── Exercise material ──

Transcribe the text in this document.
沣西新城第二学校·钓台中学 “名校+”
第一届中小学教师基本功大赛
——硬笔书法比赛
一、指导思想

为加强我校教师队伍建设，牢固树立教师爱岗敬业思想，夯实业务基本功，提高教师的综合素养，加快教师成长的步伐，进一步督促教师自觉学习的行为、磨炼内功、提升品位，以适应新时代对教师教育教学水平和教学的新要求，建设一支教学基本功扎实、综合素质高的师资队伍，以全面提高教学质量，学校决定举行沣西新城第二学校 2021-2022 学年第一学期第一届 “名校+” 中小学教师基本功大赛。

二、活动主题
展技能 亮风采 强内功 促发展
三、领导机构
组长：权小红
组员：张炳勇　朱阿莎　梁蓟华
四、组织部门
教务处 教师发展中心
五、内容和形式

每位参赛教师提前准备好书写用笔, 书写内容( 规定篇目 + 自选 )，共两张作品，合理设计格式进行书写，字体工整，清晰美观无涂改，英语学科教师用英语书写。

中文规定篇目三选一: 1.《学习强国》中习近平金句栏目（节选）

───

◆ Exercise task:
Output the entries exactly.

◆ Task answer:
Transcribe the text in this document.
沣西新城第二学校·钓台中学 “名校+”
第一届中小学教师基本功大赛
——硬笔书法比赛
一、指导思想

为加强我校教师队伍建设，牢固树立教师爱岗敬业思想，夯实业务基本功，提高教师的综合素养，加快教师成长的步伐，进一步督促教师自觉学习的行为、磨炼内功、提升品位，以适应新时代对教师教育教学水平和教学的新要求，建设一支教学基本功扎实、综合素质高的师资队伍，以全面提高教学质量，学校决定举行沣西新城第二学校 2021-2022 学年第一学期第一届 “名校+” 中小学教师基本功大赛。

二、活动主题
展技能 亮风采 强内功 促发展
三、领导机构
组长：权小红
组员：张炳勇　朱阿莎　梁蓟华
四、组织部门
教务处 教师发展中心
五、内容和形式

每位参赛教师提前准备好书写用笔, 书写内容( 规定篇目 + 自选 )，共两张作品，合理设计格式进行书写，字体工整，清晰美观无涂改，英语学科教师用英语书写。

中文规定篇目三选一: 1.《学习强国》中习近平金句栏目（节选）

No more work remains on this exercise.